**To do**: Report how many lines contain "Sensitivity", with no other words.

[Rows from a dataset]

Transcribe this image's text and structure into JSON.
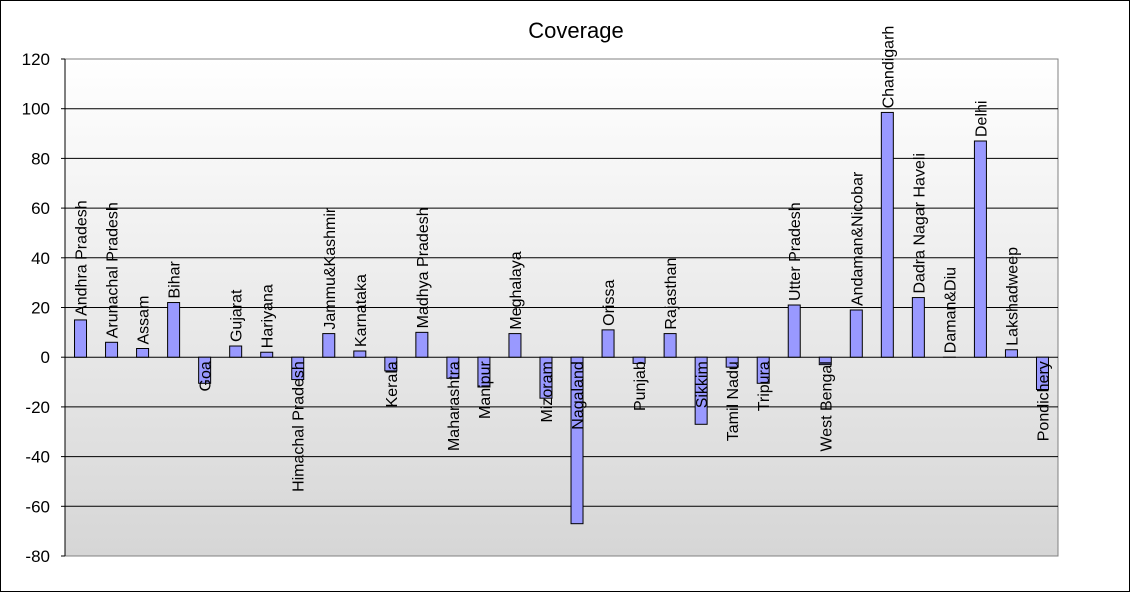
{
  "chart_data": {
    "type": "bar",
    "title": "Coverage",
    "xlabel": "",
    "ylabel": "",
    "ylim": [
      -80,
      120
    ],
    "yticks": [
      120,
      100,
      80,
      60,
      40,
      20,
      0,
      -20,
      -40,
      -60,
      -80
    ],
    "grid": true,
    "legend": "none",
    "bar_color": "#9999ff",
    "categories": [
      "Andhra Pradesh",
      "Arunachal Pradesh",
      "Assam",
      "Bihar",
      "Goa",
      "Gujarat",
      "Hariyana",
      "Himachal Pradesh",
      "Jammu&Kashmir",
      "Karnataka",
      "Kerala",
      "Madhya Pradesh",
      "Maharashtra",
      "Manipur",
      "Meghalaya",
      "Mizoram",
      "Nagaland",
      "Orissa",
      "Punjab",
      "Rajasthan",
      "Sikkim",
      "Tamil Nadu",
      "Tripura",
      "Utter Pradesh",
      "West Bengal",
      "Andaman&Nicobar",
      "Chandigarh",
      "Dadra Nagar Haveli",
      "Daman&Diu",
      "Delhi",
      "Lakshadweep",
      "Pondichery"
    ],
    "values": [
      15,
      6,
      3.5,
      22,
      -10.5,
      4.5,
      2,
      -9,
      9.5,
      2.5,
      -5.5,
      10,
      -8.5,
      -12,
      9.5,
      -16.5,
      -67,
      11,
      -2.5,
      9.5,
      -27,
      -4,
      -10.5,
      21,
      -3,
      19,
      98.5,
      24,
      0,
      87,
      3,
      -13
    ]
  }
}
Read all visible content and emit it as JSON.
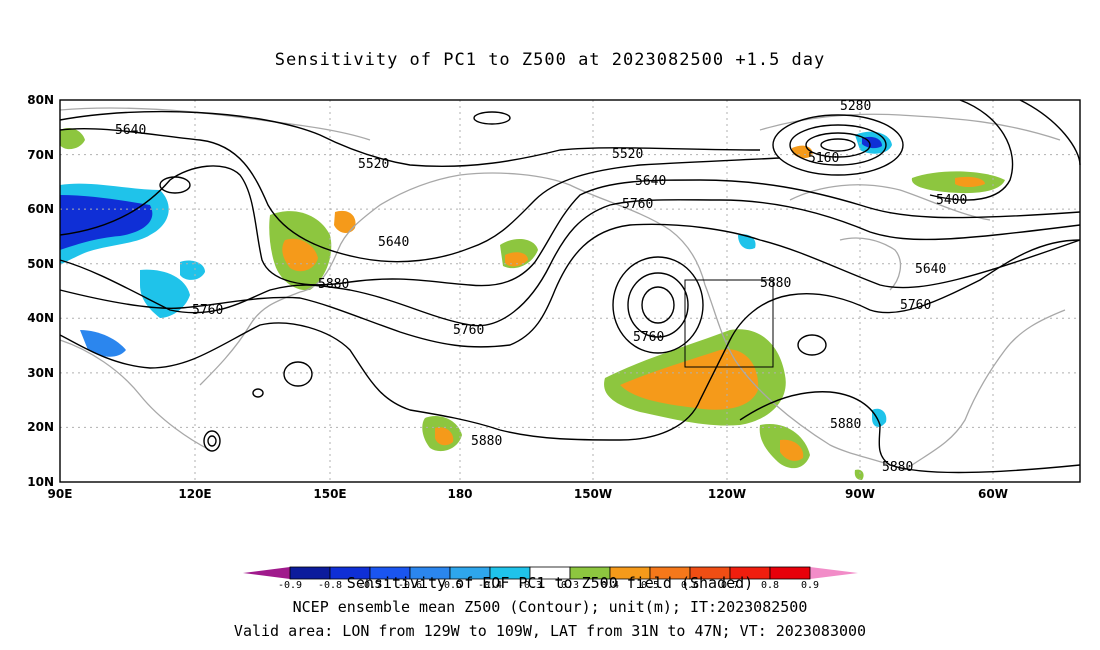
{
  "title": "Sensitivity of PC1 to Z500 at 2023082500 +1.5 day",
  "axes": {
    "lat_labels": [
      "80N",
      "70N",
      "60N",
      "50N",
      "40N",
      "30N",
      "20N",
      "10N"
    ],
    "lon_labels": [
      "90E",
      "120E",
      "150E",
      "180",
      "150W",
      "120W",
      "90W",
      "60W"
    ]
  },
  "contour_labels": [
    "5640",
    "5520",
    "5520",
    "5280",
    "5160",
    "5640",
    "5760",
    "5640",
    "5760",
    "5880",
    "5760",
    "5400",
    "5640",
    "5880",
    "5760",
    "5760",
    "5880",
    "5880",
    "5880"
  ],
  "colorbar": {
    "ticks": [
      "-0.9",
      "-0.8",
      "-0.7",
      "-0.6",
      "-0.5",
      "-0.4",
      "-0.3",
      "0.3",
      "0.4",
      "0.5",
      "0.6",
      "0.7",
      "0.8",
      "0.9"
    ],
    "colors": [
      "#0c1b9c",
      "#0f2fd6",
      "#1a55f0",
      "#2b86ee",
      "#2ea6ec",
      "#1fc3ea",
      "#ffffff",
      "#8dc63f",
      "#f59a1a",
      "#f5781a",
      "#f04e14",
      "#f01e0e",
      "#e8000a"
    ],
    "low_arrow_color": "#a01a8c",
    "high_arrow_color": "#f28cc8"
  },
  "captions": [
    "Sensitivity of EOF PC1 to Z500 field (Shaded)",
    "NCEP ensemble mean Z500 (Contour); unit(m); IT:2023082500",
    "Valid area: LON from 129W to 109W, LAT from 31N to 47N; VT: 2023083000"
  ],
  "colors": {
    "positive": "#8dc63f",
    "positive_strong": "#f59a1a",
    "negative": "#1fc3ea",
    "negative_strong": "#0f2fd6",
    "coast": "#a8a8a8"
  }
}
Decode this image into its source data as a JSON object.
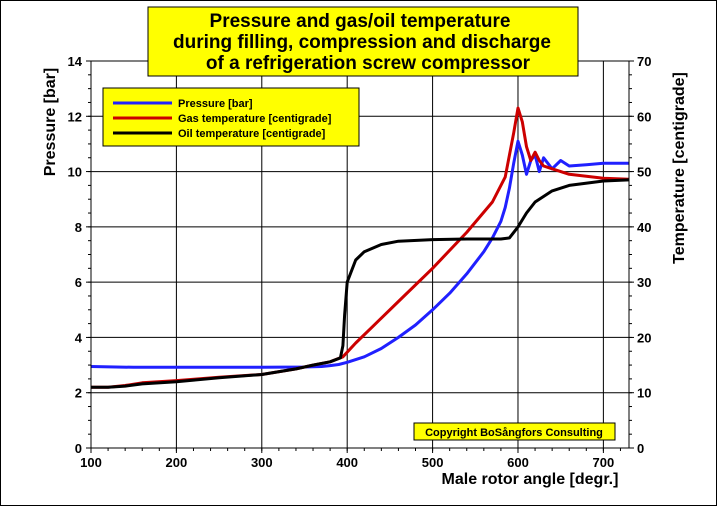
{
  "chart_data": {
    "type": "line",
    "title_lines": [
      "Pressure and gas/oil temperature",
      "during filling, compression and discharge",
      "of a refrigeration screw compressor"
    ],
    "xlabel": "Male rotor angle [degr.]",
    "ylabel_left": "Pressure [bar]",
    "ylabel_right": "Temperature [centigrade]",
    "xlim": [
      100,
      730
    ],
    "ylim_left": [
      0,
      14
    ],
    "ylim_right": [
      0,
      70
    ],
    "x_ticks": [
      100,
      200,
      300,
      400,
      500,
      600,
      700
    ],
    "y_ticks_left": [
      0,
      2,
      4,
      6,
      8,
      10,
      12,
      14
    ],
    "y_ticks_right": [
      0,
      10,
      20,
      30,
      40,
      50,
      60,
      70
    ],
    "grid": true,
    "legend_position": "top-left",
    "copyright": "Copyright BoSångfors Consulting",
    "colors": {
      "title_bg": "#ffff00",
      "legend_bg": "#ffff00",
      "copyright_bg": "#ffff00"
    },
    "series": [
      {
        "name": "Pressure [bar]",
        "axis": "left",
        "color": "#2020ff",
        "x": [
          100,
          150,
          200,
          250,
          300,
          350,
          370,
          380,
          390,
          400,
          420,
          440,
          460,
          480,
          500,
          520,
          540,
          560,
          570,
          580,
          585,
          590,
          595,
          600,
          605,
          610,
          615,
          620,
          625,
          630,
          640,
          650,
          660,
          680,
          700,
          730
        ],
        "y": [
          2.95,
          2.92,
          2.92,
          2.92,
          2.92,
          2.93,
          2.95,
          2.98,
          3.02,
          3.1,
          3.3,
          3.6,
          4.0,
          4.45,
          5.0,
          5.6,
          6.3,
          7.1,
          7.6,
          8.2,
          8.7,
          9.4,
          10.3,
          11.1,
          10.6,
          9.9,
          10.4,
          10.6,
          10.0,
          10.5,
          10.1,
          10.4,
          10.2,
          10.25,
          10.3,
          10.3
        ]
      },
      {
        "name": "Gas temperature [centigrade]",
        "axis": "right",
        "color": "#cc0000",
        "x": [
          100,
          120,
          140,
          160,
          200,
          250,
          300,
          340,
          360,
          380,
          395,
          410,
          430,
          460,
          500,
          540,
          570,
          585,
          595,
          600,
          605,
          610,
          615,
          620,
          625,
          630,
          640,
          650,
          660,
          700,
          730
        ],
        "y": [
          11.0,
          11.0,
          11.3,
          11.8,
          12.2,
          12.8,
          13.3,
          14.3,
          15.0,
          15.6,
          16.5,
          19.0,
          22.0,
          26.5,
          32.5,
          39.0,
          44.5,
          49.0,
          57.0,
          61.5,
          59.0,
          54.5,
          52.0,
          53.5,
          52.0,
          51.0,
          50.5,
          50.0,
          49.5,
          48.8,
          48.6
        ]
      },
      {
        "name": "Oil temperature [centigrade]",
        "axis": "right",
        "color": "#000000",
        "x": [
          100,
          120,
          140,
          160,
          200,
          250,
          300,
          340,
          360,
          380,
          392,
          395,
          397,
          400,
          410,
          420,
          440,
          460,
          500,
          540,
          580,
          590,
          600,
          610,
          620,
          640,
          660,
          700,
          730
        ],
        "y": [
          11.0,
          11.0,
          11.2,
          11.6,
          12.0,
          12.7,
          13.3,
          14.3,
          15.0,
          15.6,
          16.3,
          18.5,
          24.0,
          30.0,
          34.0,
          35.5,
          36.8,
          37.4,
          37.7,
          37.8,
          37.8,
          38.0,
          40.0,
          42.5,
          44.5,
          46.5,
          47.5,
          48.3,
          48.5
        ]
      }
    ]
  }
}
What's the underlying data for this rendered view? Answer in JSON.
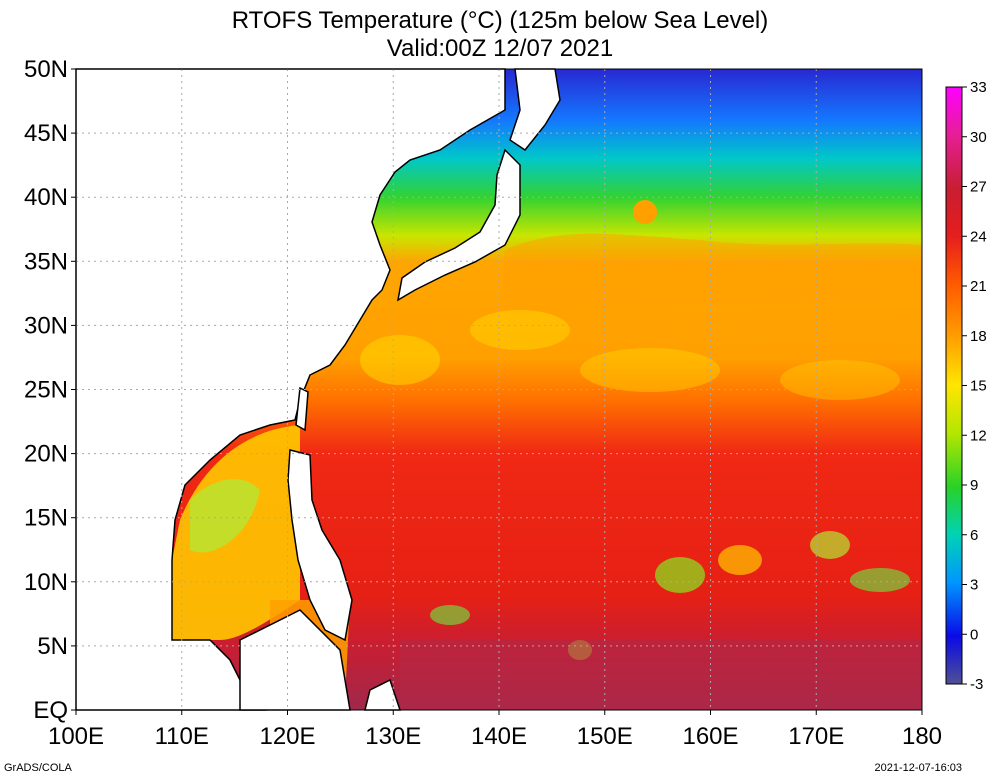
{
  "title": {
    "line1": "RTOFS Temperature (°C) (125m below Sea Level)",
    "line2": "Valid:00Z 12/07 2021"
  },
  "lat_labels": [
    "50N",
    "45N",
    "40N",
    "35N",
    "30N",
    "25N",
    "20N",
    "15N",
    "10N",
    "5N",
    "EQ"
  ],
  "lon_labels": [
    "100E",
    "110E",
    "120E",
    "130E",
    "140E",
    "150E",
    "160E",
    "170E",
    "180"
  ],
  "colorbar": {
    "labels": [
      "33",
      "30",
      "27",
      "24",
      "21",
      "18",
      "15",
      "12",
      "9",
      "6",
      "3",
      "0",
      "-3"
    ],
    "colors": [
      "#ff00ff",
      "#e6198c",
      "#c81e32",
      "#e61e1e",
      "#ff5a00",
      "#ffa000",
      "#ffe600",
      "#b4e600",
      "#28d228",
      "#00d2b4",
      "#0096ff",
      "#0a0ae6",
      "#505096"
    ]
  },
  "footer": {
    "left": "GrADS/COLA",
    "right": "2021-12-07-16:03"
  }
}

**Solved exercise**: 2